Every line that contains the word "Adult" should be copied out.

## Excerpted data
• • • •

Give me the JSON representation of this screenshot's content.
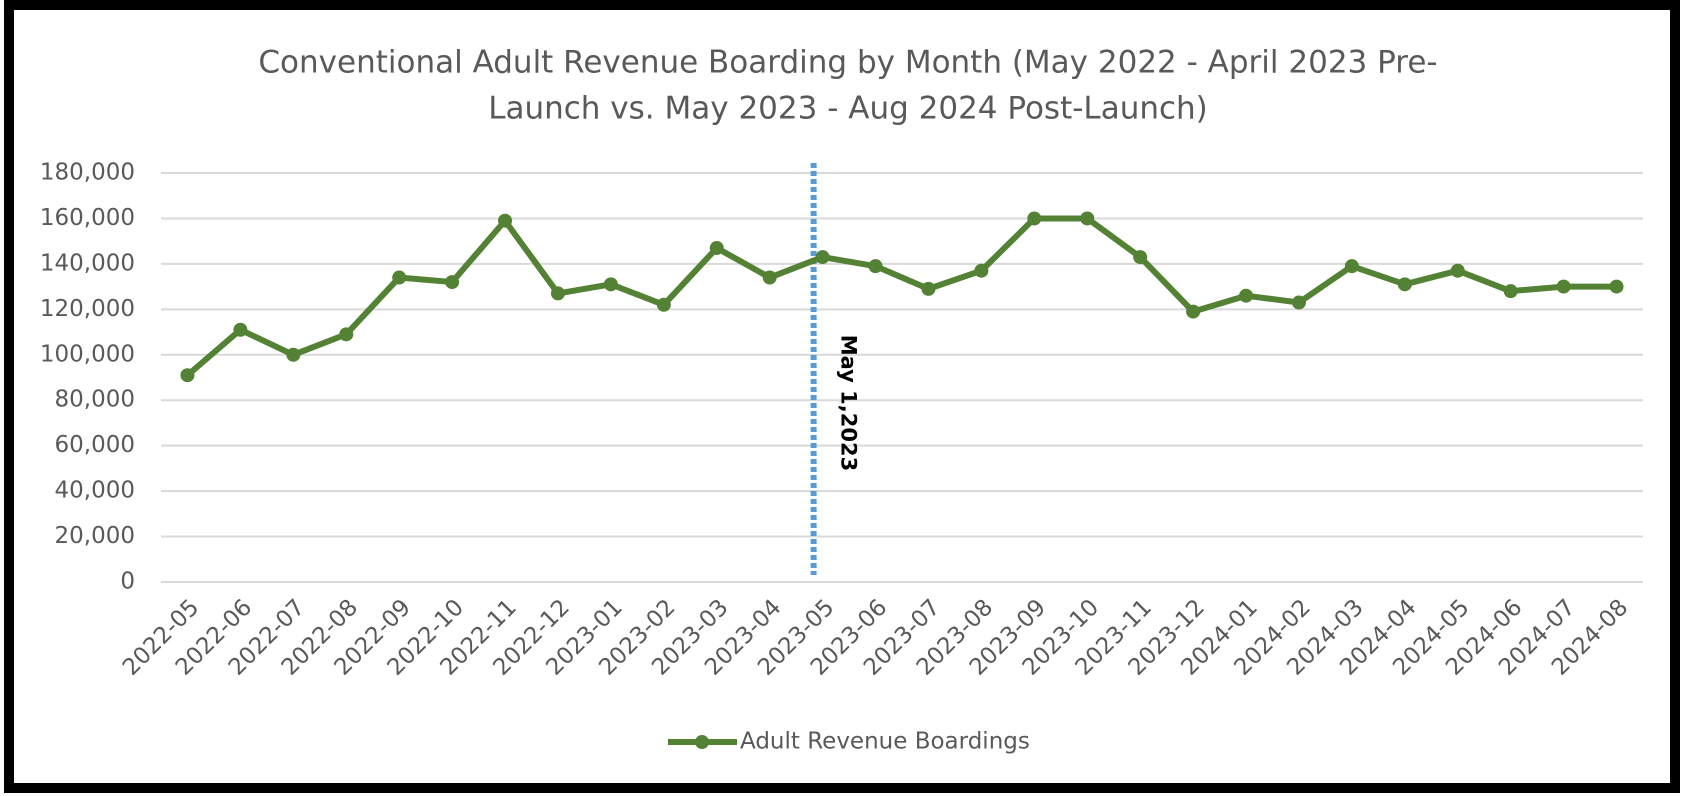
{
  "chart_data": {
    "type": "line",
    "title": [
      "Conventional Adult Revenue Boarding by Month (May 2022 - April 2023 Pre-",
      "Launch vs. May 2023 - Aug 2024 Post-Launch)"
    ],
    "categories": [
      "2022-05",
      "2022-06",
      "2022-07",
      "2022-08",
      "2022-09",
      "2022-10",
      "2022-11",
      "2022-12",
      "2023-01",
      "2023-02",
      "2023-03",
      "2023-04",
      "2023-05",
      "2023-06",
      "2023-07",
      "2023-08",
      "2023-09",
      "2023-10",
      "2023-11",
      "2023-12",
      "2024-01",
      "2024-02",
      "2024-03",
      "2024-04",
      "2024-05",
      "2024-06",
      "2024-07",
      "2024-08"
    ],
    "series": [
      {
        "name": "Adult Revenue Boardings",
        "color": "#548235",
        "values": [
          91000,
          111000,
          100000,
          109000,
          134000,
          132000,
          159000,
          127000,
          131000,
          122000,
          147000,
          134000,
          143000,
          139000,
          129000,
          137000,
          160000,
          160000,
          143000,
          119000,
          126000,
          123000,
          139000,
          131000,
          137000,
          128000,
          130000,
          130000
        ]
      }
    ],
    "ylim": [
      0,
      180000
    ],
    "yticks": [
      0,
      {
        "value": 20000,
        "label": "20,000"
      },
      {
        "value": 40000,
        "label": "40,000"
      },
      {
        "value": 60000,
        "label": "60,000"
      },
      {
        "value": 80000,
        "label": "80,000"
      },
      {
        "value": 100000,
        "label": "100,000"
      },
      {
        "value": 120000,
        "label": "120,000"
      },
      {
        "value": 140000,
        "label": "140,000"
      },
      {
        "value": 160000,
        "label": "160,000"
      },
      {
        "value": 180000,
        "label": "180,000"
      }
    ],
    "grid": true,
    "legend": "bottom",
    "annotation": {
      "text": "May 1,2023",
      "x": "2023-05",
      "color": "#5b9bd5"
    }
  }
}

• • • •

## Reply
      "Conventional Adult Revenue Boarding by Month (May 2022 - April 2023 Pre-",
        "name": "Adult Revenue Boardings",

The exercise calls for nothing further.